STUDY TEXT —
====

TheDevilWearsPrimark · 05/02/2010 09:49

Thanks reality - your DP is a diamond!

It just all seems too good to be true, I feel I'm setting myself up for a fall. But actually yes, I'm financially independent, much more emotionally strong, and a fab mother (most of the time) Plus I deserve (nay, need) a bit of excitement.

What will be will be I suppose

(go on shineys thread for more gossip hehe)

OP posts:
TheDevilWearsPrimark · 05/02/2010 10:05

thanks too nickschick. sorry I'd x posted.

swoon again.

OP posts:
TheDevilWearsPrimark · 05/02/2010 10:21

More opinions please. I need someone to tell me to calm down....if only my Gran was alive...bless her.

(though if she met him she'd probably want a piece of the action for herself teehee)

OP posts:
ilove · 05/02/2010 10:30

What are the niggles?

TheDevilWearsPrimark · 05/02/2010 10:34

He's just too good to be true, really smart, fab sense of humour, incredibly handsome, a musician, considerate..oh the list could go on and on.

====

INFORMATION —
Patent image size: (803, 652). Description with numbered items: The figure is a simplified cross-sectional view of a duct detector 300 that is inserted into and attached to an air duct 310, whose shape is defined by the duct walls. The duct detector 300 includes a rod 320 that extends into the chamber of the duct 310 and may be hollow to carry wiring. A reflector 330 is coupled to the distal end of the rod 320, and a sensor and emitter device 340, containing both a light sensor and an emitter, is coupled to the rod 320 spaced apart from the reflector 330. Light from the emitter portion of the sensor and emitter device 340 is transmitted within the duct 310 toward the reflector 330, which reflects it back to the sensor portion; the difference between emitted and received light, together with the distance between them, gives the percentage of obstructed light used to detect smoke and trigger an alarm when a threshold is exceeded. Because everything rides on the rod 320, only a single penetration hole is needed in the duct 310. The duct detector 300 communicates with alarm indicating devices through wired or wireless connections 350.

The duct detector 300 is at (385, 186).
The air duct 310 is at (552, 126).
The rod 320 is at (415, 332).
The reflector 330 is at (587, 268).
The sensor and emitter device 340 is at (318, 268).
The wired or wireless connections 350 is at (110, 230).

====

TASK DETAILS —
Answer these about the forum thread:
1. Which poster does TheDevilWearsPrimark thank in the 10:05 post?
2. Whose thread does she point readers to for more gossip?
3. What is he, according to her list of his qualities, besides smart, funny, handsome and considerate?
The rows are separate material from the forum thread.

WRITTEN RESPONSE —
1. nickschick
2. Shineys
3. A musician